§ **Set problem**:
Can you give all the records again without altering a single character?

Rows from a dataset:
## START
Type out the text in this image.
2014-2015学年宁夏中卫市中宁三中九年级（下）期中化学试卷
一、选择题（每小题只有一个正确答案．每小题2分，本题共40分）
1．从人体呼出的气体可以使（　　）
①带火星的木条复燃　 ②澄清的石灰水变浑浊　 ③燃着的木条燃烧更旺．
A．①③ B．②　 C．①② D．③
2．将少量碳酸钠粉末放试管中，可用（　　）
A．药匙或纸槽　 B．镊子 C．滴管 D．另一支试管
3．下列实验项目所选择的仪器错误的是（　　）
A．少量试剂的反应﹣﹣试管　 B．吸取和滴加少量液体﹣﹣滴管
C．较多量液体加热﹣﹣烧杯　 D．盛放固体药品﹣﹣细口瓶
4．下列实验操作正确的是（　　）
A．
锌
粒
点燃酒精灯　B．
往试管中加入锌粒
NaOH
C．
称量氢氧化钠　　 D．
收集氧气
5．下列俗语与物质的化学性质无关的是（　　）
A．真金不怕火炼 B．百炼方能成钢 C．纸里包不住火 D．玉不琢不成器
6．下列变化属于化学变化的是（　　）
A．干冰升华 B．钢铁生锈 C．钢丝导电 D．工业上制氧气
## END
§ **Final result**:
Type out the text in this image.
2014-2015学年宁夏中卫市中宁三中九年级（下）期中化学试卷
一、选择题（每小题只有一个正确答案．每小题2分，本题共40分）
1．从人体呼出的气体可以使（　　）
①带火星的木条复燃　 ②澄清的石灰水变浑浊　 ③燃着的木条燃烧更旺．
A．①③ B．②　 C．①② D．③
2．将少量碳酸钠粉末放试管中，可用（　　）
A．药匙或纸槽　 B．镊子 C．滴管 D．另一支试管
3．下列实验项目所选择的仪器错误的是（　　）
A．少量试剂的反应﹣﹣试管　 B．吸取和滴加少量液体﹣﹣滴管
C．较多量液体加热﹣﹣烧杯　 D．盛放固体药品﹣﹣细口瓶
4．下列实验操作正确的是（　　）
A．
锌
粒
点燃酒精灯　B．
往试管中加入锌粒
NaOH
C．
称量氢氧化钠　　 D．
收集氧气
5．下列俗语与物质的化学性质无关的是（　　）
A．真金不怕火炼 B．百炼方能成钢 C．纸里包不住火 D．玉不琢不成器
6．下列变化属于化学变化的是（　　）
A．干冰升华 B．钢铁生锈 C．钢丝导电 D．工业上制氧气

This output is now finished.